begin EXTRACT

RFC 1750        Randomness Recommendations for Security    December 1994


        g    = DES ( k, DES ( k, t ) .xor. s  )
         n                                  n

        s    = DES ( k, DES ( k, t ) .xor. g  )
         n+1                                n

   If g sub n is to be used as a DES key, then every eighth bit should
   be adjusted for parity for that use but the entire 64 bit unmodified
   g should be used in calculating the next s.

8. Examples of Randomness Required

   Below are two examples showing rough calculations of needed
   randomness for security.  The first is for moderate security
   passwords while the second assumes a need for a very high security
   cryptographic key.

8.1  Password Generation

   Assume that user passwords change once a year and it is desired that
   the probability that an adversary could guess the password for a
   particular account be less than one in a thousand.  Further assume
   that sending a password to the system is the only way to try a
   password.  Then the crucial question is how often an adversary can
   try possibilities.  Assume that delays have been introduced into a
   system so that, at most, an adversary can make one password try every
   six seconds.  That's 600 per hour or about 15,000 per day or about
   5,000,000 tries in a year.  Assuming any sort of monitoring, it is
   unlikely someone could actually try continuously for a year.  In
   fact, even if log files are only checked monthly, 500,000 tries is
   more plausible before the attack is noticed and steps taken to change
   passwords and make it harder to try more passwords.

end EXTRACT
begin INFORMATION PROVIDED

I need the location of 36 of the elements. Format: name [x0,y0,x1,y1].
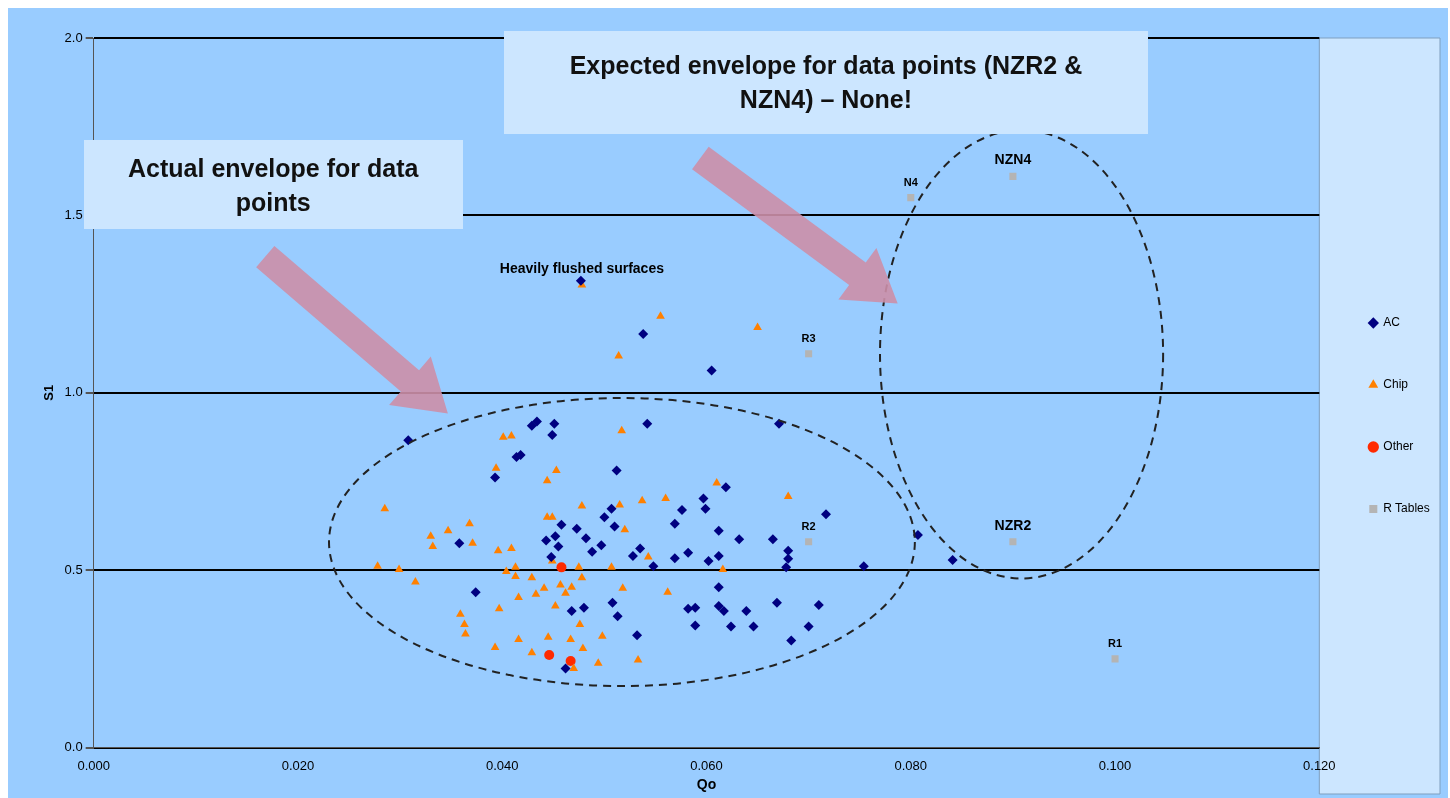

end INFORMATION PROVIDED

▸ YOUR INSTRUCTIONS:
Write out the stretch of the randomness recommendations from "Below are two" through "cryptographic key.", replacing "moderate" with "medium". The listing isn't needed for this.

▸ EXERCISE OUTPUT:
Below are two examples showing rough calculations of needed
   randomness for security.  The first is for medium security
   passwords while the second assumes a need for a very high security
   cryptographic key.